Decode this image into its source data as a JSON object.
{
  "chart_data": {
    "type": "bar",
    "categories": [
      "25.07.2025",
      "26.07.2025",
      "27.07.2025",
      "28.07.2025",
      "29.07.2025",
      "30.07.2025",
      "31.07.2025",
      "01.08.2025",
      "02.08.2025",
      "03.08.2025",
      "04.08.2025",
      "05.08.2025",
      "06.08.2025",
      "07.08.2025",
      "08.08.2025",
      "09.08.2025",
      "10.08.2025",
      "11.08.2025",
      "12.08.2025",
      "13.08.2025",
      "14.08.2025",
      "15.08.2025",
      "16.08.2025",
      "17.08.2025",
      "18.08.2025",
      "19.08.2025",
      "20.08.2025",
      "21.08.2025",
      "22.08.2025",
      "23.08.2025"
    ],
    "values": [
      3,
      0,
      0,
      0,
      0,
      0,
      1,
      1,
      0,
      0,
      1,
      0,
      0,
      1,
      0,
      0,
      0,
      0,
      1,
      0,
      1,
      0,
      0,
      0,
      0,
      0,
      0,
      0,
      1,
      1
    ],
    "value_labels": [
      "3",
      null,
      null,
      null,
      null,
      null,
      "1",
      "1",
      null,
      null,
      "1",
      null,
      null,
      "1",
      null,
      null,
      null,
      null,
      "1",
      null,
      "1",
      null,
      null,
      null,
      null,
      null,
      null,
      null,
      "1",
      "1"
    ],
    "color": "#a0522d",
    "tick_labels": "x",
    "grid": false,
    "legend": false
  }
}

···

## GOAL
Write out each line of the data above again, exactly as given.

## OUTPUT OF THE EXERCISE
Decode this image into its source data as a JSON object.
{
  "chart_data": {
    "type": "bar",
    "categories": [
      "25.07.2025",
      "26.07.2025",
      "27.07.2025",
      "28.07.2025",
      "29.07.2025",
      "30.07.2025",
      "31.07.2025",
      "01.08.2025",
      "02.08.2025",
      "03.08.2025",
      "04.08.2025",
      "05.08.2025",
      "06.08.2025",
      "07.08.2025",
      "08.08.2025",
      "09.08.2025",
      "10.08.2025",
      "11.08.2025",
      "12.08.2025",
      "13.08.2025",
      "14.08.2025",
      "15.08.2025",
      "16.08.2025",
      "17.08.2025",
      "18.08.2025",
      "19.08.2025",
      "20.08.2025",
      "21.08.2025",
      "22.08.2025",
      "23.08.2025"
    ],
    "values": [
      3,
      0,
      0,
      0,
      0,
      0,
      1,
      1,
      0,
      0,
      1,
      0,
      0,
      1,
      0,
      0,
      0,
      0,
      1,
      0,
      1,
      0,
      0,
      0,
      0,
      0,
      0,
      0,
      1,
      1
    ],
    "value_labels": [
      "3",
      null,
      null,
      null,
      null,
      null,
      "1",
      "1",
      null,
      null,
      "1",
      null,
      null,
      "1",
      null,
      null,
      null,
      null,
      "1",
      null,
      "1",
      null,
      null,
      null,
      null,
      null,
      null,
      null,
      "1",
      "1"
    ],
    "color": "#a0522d",
    "tick_labels": "x",
    "grid": false,
    "legend": false
  }
}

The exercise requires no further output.